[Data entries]
◆ ◆ ◆

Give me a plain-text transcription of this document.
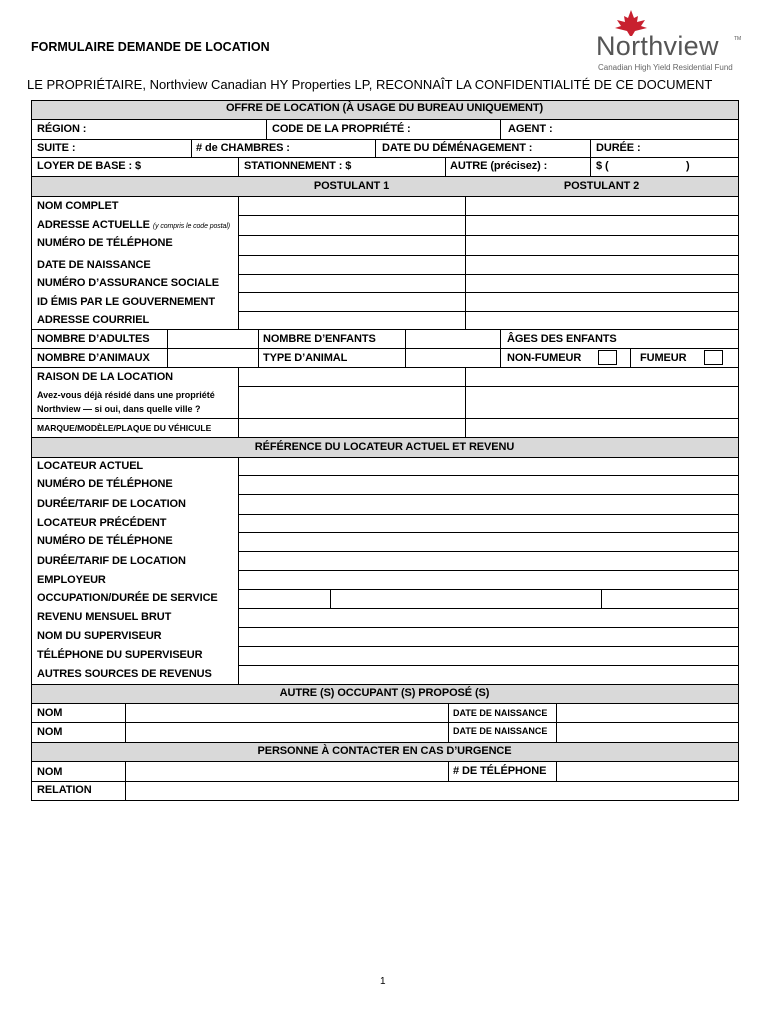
FORMULAIRE DEMANDE DE LOCATION
LE PROPRIÉTAIRE, Northview Canadian HY Properties LP, RECONNAÎT LA CONFIDENTIALITÉ DE CE DOCUMENT
Northview	TM
Canadian High Yield Residential Fund
OFFRE DE LOCATION (À USAGE DU BUREAU UNIQUEMENT)
RÉGION :	CODE DE LA PROPRIÉTÉ :	AGENT :
SUITE :	# de CHAMBRES :	DATE DU DÉMÉNAGEMENT :	DURÉE :
LOYER DE BASE : $	STATIONNEMENT : $	AUTRE (précisez) :	$ (	)
POSTULANT 1	POSTULANT 2
NOM COMPLET
ADRESSE ACTUELLE (y compris le code postal)
NUMÉRO DE TÉLÉPHONE
DATE DE NAISSANCE
NUMÉRO D’ASSURANCE SOCIALE
ID ÉMIS PAR LE GOUVERNEMENT
ADRESSE COURRIEL
NOMBRE D’ADULTES	NOMBRE D’ENFANTS	ÂGES DES ENFANTS
NOMBRE D’ANIMAUX	TYPE D’ANIMAL	NON-FUMEUR	FUMEUR
RAISON DE LA LOCATION
Avez-vous déjà résidé dans une propriété
Northview — si oui, dans quelle ville ?
MARQUE/MODÈLE/PLAQUE DU VÉHICULE
RÉFÉRENCE DU LOCATEUR ACTUEL ET REVENU
LOCATEUR ACTUEL
NUMÉRO DE TÉLÉPHONE
DURÉE/TARIF DE LOCATION
LOCATEUR PRÉCÉDENT
NUMÉRO DE TÉLÉPHONE
DURÉE/TARIF DE LOCATION
EMPLOYEUR
OCCUPATION/DURÉE DE SERVICE
REVENU MENSUEL BRUT
NOM DU SUPERVISEUR
TÉLÉPHONE DU SUPERVISEUR
AUTRES SOURCES DE REVENUS
AUTRE (S) OCCUPANT (S) PROPOSÉ (S)
NOM	DATE DE NAISSANCE
NOM	DATE DE NAISSANCE
PERSONNE À CONTACTER EN CAS D’URGENCE
NOM	# DE TÉLÉPHONE
RELATION
1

◆ ◆ ◆

**TASK INSTRUCTIONS**
Leave the pictures out and output the rest of the listing exactly.

**OUTPUT**
Give me a plain-text transcription of this document.
FORMULAIRE DEMANDE DE LOCATION
LE PROPRIÉTAIRE, Northview Canadian HY Properties LP, RECONNAÎT LA CONFIDENTIALITÉ DE CE DOCUMENT
Northview	TM
Canadian High Yield Residential Fund
OFFRE DE LOCATION (À USAGE DU BUREAU UNIQUEMENT)
RÉGION :	CODE DE LA PROPRIÉTÉ :	AGENT :
SUITE :	# de CHAMBRES :	DATE DU DÉMÉNAGEMENT :	DURÉE :
LOYER DE BASE : $	STATIONNEMENT : $	AUTRE (précisez) :	$ (	)
POSTULANT 1	POSTULANT 2
NOM COMPLET
ADRESSE ACTUELLE (y compris le code postal)
NUMÉRO DE TÉLÉPHONE
DATE DE NAISSANCE
NUMÉRO D’ASSURANCE SOCIALE
ID ÉMIS PAR LE GOUVERNEMENT
ADRESSE COURRIEL
NOMBRE D’ADULTES	NOMBRE D’ENFANTS	ÂGES DES ENFANTS
NOMBRE D’ANIMAUX	TYPE D’ANIMAL	NON-FUMEUR	FUMEUR
RAISON DE LA LOCATION
Avez-vous déjà résidé dans une propriété
Northview — si oui, dans quelle ville ?
MARQUE/MODÈLE/PLAQUE DU VÉHICULE
RÉFÉRENCE DU LOCATEUR ACTUEL ET REVENU
LOCATEUR ACTUEL
NUMÉRO DE TÉLÉPHONE
DURÉE/TARIF DE LOCATION
LOCATEUR PRÉCÉDENT
NUMÉRO DE TÉLÉPHONE
DURÉE/TARIF DE LOCATION
EMPLOYEUR
OCCUPATION/DURÉE DE SERVICE
REVENU MENSUEL BRUT
NOM DU SUPERVISEUR
TÉLÉPHONE DU SUPERVISEUR
AUTRES SOURCES DE REVENUS
AUTRE (S) OCCUPANT (S) PROPOSÉ (S)
NOM	DATE DE NAISSANCE
NOM	DATE DE NAISSANCE
PERSONNE À CONTACTER EN CAS D’URGENCE
NOM	# DE TÉLÉPHONE
RELATION
1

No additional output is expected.